> [Exercise input]:

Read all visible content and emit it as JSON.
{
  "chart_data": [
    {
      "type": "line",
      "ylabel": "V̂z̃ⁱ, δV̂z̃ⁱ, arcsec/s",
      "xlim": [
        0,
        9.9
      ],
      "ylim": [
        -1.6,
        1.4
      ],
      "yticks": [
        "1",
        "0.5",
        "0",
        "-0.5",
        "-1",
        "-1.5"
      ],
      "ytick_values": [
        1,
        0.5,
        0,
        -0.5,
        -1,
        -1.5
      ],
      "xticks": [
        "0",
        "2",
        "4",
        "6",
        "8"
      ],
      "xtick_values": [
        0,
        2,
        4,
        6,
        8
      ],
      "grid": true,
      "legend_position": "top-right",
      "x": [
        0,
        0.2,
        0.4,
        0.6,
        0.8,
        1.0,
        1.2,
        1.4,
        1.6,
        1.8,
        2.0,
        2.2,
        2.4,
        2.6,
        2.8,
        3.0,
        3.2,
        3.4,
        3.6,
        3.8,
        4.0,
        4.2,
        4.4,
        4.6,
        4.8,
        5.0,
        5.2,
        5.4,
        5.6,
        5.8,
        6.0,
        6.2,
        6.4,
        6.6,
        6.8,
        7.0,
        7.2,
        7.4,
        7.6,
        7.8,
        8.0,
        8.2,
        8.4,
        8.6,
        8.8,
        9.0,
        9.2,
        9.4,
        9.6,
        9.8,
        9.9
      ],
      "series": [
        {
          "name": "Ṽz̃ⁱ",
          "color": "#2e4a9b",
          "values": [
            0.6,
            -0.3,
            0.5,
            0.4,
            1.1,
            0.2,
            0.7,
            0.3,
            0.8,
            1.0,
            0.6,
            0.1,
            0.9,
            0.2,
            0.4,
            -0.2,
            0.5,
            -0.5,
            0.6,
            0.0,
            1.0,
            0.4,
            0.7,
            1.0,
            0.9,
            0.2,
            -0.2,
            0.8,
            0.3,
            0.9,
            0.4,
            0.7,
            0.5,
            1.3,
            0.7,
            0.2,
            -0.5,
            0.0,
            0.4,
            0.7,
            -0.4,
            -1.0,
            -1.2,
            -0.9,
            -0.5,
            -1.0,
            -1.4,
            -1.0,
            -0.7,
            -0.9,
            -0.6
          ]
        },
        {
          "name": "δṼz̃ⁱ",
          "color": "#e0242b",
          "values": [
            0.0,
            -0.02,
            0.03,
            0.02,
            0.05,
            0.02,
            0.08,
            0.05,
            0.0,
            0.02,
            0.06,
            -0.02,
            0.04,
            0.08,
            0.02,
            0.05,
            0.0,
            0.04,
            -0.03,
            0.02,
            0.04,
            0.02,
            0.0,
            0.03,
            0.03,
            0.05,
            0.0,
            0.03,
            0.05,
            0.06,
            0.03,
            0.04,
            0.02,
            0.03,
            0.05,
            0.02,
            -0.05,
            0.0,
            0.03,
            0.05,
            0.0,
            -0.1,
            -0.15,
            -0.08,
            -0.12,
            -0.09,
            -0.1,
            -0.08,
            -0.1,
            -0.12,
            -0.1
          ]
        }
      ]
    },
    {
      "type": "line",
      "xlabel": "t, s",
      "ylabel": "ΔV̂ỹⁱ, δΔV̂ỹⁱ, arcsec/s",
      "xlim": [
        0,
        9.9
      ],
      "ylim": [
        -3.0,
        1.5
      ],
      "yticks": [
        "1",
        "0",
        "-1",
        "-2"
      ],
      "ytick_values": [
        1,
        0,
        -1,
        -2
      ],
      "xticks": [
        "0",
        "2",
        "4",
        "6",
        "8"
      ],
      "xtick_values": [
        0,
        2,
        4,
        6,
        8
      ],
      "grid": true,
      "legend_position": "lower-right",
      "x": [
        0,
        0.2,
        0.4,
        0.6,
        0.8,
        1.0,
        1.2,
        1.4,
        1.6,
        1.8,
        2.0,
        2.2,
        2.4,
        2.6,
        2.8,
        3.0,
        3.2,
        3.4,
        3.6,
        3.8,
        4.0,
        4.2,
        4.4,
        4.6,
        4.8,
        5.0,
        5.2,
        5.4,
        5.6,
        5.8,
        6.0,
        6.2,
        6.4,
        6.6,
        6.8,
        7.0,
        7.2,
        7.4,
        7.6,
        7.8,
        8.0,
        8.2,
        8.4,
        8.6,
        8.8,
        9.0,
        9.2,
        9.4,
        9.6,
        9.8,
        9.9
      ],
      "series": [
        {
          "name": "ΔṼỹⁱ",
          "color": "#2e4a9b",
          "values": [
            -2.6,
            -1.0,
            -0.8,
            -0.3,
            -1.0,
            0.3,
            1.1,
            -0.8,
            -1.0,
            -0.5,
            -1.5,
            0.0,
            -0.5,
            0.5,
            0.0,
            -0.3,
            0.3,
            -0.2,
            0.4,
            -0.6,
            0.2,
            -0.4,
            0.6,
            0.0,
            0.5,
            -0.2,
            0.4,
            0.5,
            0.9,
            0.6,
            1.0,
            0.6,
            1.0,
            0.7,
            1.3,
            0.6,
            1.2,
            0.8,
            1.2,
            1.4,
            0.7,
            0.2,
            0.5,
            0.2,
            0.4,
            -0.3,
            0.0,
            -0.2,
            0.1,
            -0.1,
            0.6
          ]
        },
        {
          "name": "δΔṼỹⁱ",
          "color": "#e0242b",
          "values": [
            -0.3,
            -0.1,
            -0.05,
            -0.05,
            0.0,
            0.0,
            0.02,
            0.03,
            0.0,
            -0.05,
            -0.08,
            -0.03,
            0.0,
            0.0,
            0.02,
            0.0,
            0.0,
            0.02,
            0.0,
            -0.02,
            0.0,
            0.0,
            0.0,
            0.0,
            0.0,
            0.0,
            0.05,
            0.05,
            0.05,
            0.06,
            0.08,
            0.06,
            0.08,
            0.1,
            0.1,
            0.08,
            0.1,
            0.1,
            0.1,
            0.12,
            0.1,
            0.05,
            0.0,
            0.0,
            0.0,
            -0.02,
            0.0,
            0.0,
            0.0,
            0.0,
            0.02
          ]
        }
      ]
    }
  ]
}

> [Exercise]: Check each line of the data above for the word "right" and say how many lines have it. Give the number alone.

> [Finished task]: 2